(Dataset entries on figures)

·····

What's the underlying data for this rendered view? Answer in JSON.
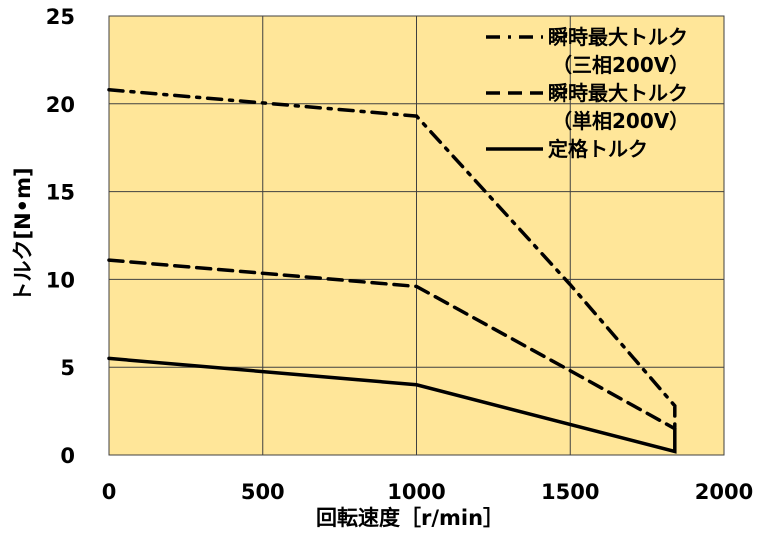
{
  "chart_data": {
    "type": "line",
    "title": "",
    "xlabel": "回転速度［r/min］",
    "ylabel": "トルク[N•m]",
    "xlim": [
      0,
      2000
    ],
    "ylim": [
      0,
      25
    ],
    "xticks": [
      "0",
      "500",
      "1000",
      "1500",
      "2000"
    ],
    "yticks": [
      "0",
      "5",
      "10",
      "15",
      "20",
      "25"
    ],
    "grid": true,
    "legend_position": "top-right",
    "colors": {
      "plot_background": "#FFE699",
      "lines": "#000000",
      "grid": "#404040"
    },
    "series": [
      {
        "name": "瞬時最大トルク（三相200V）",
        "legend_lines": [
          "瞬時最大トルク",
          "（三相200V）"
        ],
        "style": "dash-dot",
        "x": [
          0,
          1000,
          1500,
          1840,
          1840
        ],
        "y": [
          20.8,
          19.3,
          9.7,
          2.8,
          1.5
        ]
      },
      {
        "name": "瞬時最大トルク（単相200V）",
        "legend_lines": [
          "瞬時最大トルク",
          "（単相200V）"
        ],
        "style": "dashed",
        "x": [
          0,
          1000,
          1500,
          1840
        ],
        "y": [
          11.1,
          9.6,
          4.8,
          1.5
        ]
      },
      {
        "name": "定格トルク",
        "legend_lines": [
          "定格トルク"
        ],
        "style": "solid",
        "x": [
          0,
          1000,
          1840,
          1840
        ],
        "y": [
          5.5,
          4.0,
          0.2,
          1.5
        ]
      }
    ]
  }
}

·····

**WHAT IS REQUIRED:** Exclude all images and restate the records above word for word.

**REPLY:**
What's the underlying data for this rendered view? Answer in JSON.
{
  "chart_data": {
    "type": "line",
    "title": "",
    "xlabel": "回転速度［r/min］",
    "ylabel": "トルク[N•m]",
    "xlim": [
      0,
      2000
    ],
    "ylim": [
      0,
      25
    ],
    "xticks": [
      "0",
      "500",
      "1000",
      "1500",
      "2000"
    ],
    "yticks": [
      "0",
      "5",
      "10",
      "15",
      "20",
      "25"
    ],
    "grid": true,
    "legend_position": "top-right",
    "colors": {
      "plot_background": "#FFE699",
      "lines": "#000000",
      "grid": "#404040"
    },
    "series": [
      {
        "name": "瞬時最大トルク（三相200V）",
        "legend_lines": [
          "瞬時最大トルク",
          "（三相200V）"
        ],
        "style": "dash-dot",
        "x": [
          0,
          1000,
          1500,
          1840,
          1840
        ],
        "y": [
          20.8,
          19.3,
          9.7,
          2.8,
          1.5
        ]
      },
      {
        "name": "瞬時最大トルク（単相200V）",
        "legend_lines": [
          "瞬時最大トルク",
          "（単相200V）"
        ],
        "style": "dashed",
        "x": [
          0,
          1000,
          1500,
          1840
        ],
        "y": [
          11.1,
          9.6,
          4.8,
          1.5
        ]
      },
      {
        "name": "定格トルク",
        "legend_lines": [
          "定格トルク"
        ],
        "style": "solid",
        "x": [
          0,
          1000,
          1840,
          1840
        ],
        "y": [
          5.5,
          4.0,
          0.2,
          1.5
        ]
      }
    ]
  }
}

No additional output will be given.